▶ [AIM OF THE TASK]:
Restate the records below word for word.
— BEGIN —
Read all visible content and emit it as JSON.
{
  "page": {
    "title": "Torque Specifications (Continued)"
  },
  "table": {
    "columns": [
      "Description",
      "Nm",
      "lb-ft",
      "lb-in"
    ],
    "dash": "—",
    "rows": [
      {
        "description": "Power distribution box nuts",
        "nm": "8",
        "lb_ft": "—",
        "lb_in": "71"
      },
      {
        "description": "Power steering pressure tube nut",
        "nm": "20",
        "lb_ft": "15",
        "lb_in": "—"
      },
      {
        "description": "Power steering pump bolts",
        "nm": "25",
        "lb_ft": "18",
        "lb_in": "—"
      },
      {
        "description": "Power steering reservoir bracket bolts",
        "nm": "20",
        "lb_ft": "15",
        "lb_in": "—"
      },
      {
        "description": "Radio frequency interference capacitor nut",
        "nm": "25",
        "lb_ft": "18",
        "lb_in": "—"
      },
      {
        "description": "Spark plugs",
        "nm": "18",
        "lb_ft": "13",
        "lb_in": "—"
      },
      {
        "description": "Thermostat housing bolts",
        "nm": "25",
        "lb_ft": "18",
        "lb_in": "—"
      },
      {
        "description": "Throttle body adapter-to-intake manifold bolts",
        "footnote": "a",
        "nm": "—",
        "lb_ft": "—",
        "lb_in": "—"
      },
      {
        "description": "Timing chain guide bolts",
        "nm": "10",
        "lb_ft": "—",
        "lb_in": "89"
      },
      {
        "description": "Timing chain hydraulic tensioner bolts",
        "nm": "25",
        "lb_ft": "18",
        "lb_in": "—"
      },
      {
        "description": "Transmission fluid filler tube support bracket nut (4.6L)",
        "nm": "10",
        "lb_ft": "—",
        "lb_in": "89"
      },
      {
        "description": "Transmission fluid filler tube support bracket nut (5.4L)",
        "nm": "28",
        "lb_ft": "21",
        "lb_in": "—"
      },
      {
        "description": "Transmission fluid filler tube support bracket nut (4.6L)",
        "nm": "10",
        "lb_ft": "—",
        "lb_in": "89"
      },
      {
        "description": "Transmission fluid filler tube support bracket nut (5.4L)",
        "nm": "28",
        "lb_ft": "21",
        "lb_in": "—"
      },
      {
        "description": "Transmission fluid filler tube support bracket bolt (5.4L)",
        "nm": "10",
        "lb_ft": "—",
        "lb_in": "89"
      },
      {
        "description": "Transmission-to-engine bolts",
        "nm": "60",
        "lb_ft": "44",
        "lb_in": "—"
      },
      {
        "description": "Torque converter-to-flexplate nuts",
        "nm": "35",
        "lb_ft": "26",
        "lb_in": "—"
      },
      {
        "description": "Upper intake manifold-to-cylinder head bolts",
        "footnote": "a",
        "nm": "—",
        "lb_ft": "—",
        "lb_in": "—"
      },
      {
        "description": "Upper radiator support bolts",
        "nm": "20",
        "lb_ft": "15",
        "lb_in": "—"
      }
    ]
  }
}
— END —
▶ [OUTPUT]:
Read all visible content and emit it as JSON.
{
  "page": {
    "title": "Torque Specifications (Continued)"
  },
  "table": {
    "columns": [
      "Description",
      "Nm",
      "lb-ft",
      "lb-in"
    ],
    "dash": "—",
    "rows": [
      {
        "description": "Power distribution box nuts",
        "nm": "8",
        "lb_ft": "—",
        "lb_in": "71"
      },
      {
        "description": "Power steering pressure tube nut",
        "nm": "20",
        "lb_ft": "15",
        "lb_in": "—"
      },
      {
        "description": "Power steering pump bolts",
        "nm": "25",
        "lb_ft": "18",
        "lb_in": "—"
      },
      {
        "description": "Power steering reservoir bracket bolts",
        "nm": "20",
        "lb_ft": "15",
        "lb_in": "—"
      },
      {
        "description": "Radio frequency interference capacitor nut",
        "nm": "25",
        "lb_ft": "18",
        "lb_in": "—"
      },
      {
        "description": "Spark plugs",
        "nm": "18",
        "lb_ft": "13",
        "lb_in": "—"
      },
      {
        "description": "Thermostat housing bolts",
        "nm": "25",
        "lb_ft": "18",
        "lb_in": "—"
      },
      {
        "description": "Throttle body adapter-to-intake manifold bolts",
        "footnote": "a",
        "nm": "—",
        "lb_ft": "—",
        "lb_in": "—"
      },
      {
        "description": "Timing chain guide bolts",
        "nm": "10",
        "lb_ft": "—",
        "lb_in": "89"
      },
      {
        "description": "Timing chain hydraulic tensioner bolts",
        "nm": "25",
        "lb_ft": "18",
        "lb_in": "—"
      },
      {
        "description": "Transmission fluid filler tube support bracket nut (4.6L)",
        "nm": "10",
        "lb_ft": "—",
        "lb_in": "89"
      },
      {
        "description": "Transmission fluid filler tube support bracket nut (5.4L)",
        "nm": "28",
        "lb_ft": "21",
        "lb_in": "—"
      },
      {
        "description": "Transmission fluid filler tube support bracket nut (4.6L)",
        "nm": "10",
        "lb_ft": "—",
        "lb_in": "89"
      },
      {
        "description": "Transmission fluid filler tube support bracket nut (5.4L)",
        "nm": "28",
        "lb_ft": "21",
        "lb_in": "—"
      },
      {
        "description": "Transmission fluid filler tube support bracket bolt (5.4L)",
        "nm": "10",
        "lb_ft": "—",
        "lb_in": "89"
      },
      {
        "description": "Transmission-to-engine bolts",
        "nm": "60",
        "lb_ft": "44",
        "lb_in": "—"
      },
      {
        "description": "Torque converter-to-flexplate nuts",
        "nm": "35",
        "lb_ft": "26",
        "lb_in": "—"
      },
      {
        "description": "Upper intake manifold-to-cylinder head bolts",
        "footnote": "a",
        "nm": "—",
        "lb_ft": "—",
        "lb_in": "—"
      },
      {
        "description": "Upper radiator support bolts",
        "nm": "20",
        "lb_ft": "15",
        "lb_in": "—"
      }
    ]
  }
}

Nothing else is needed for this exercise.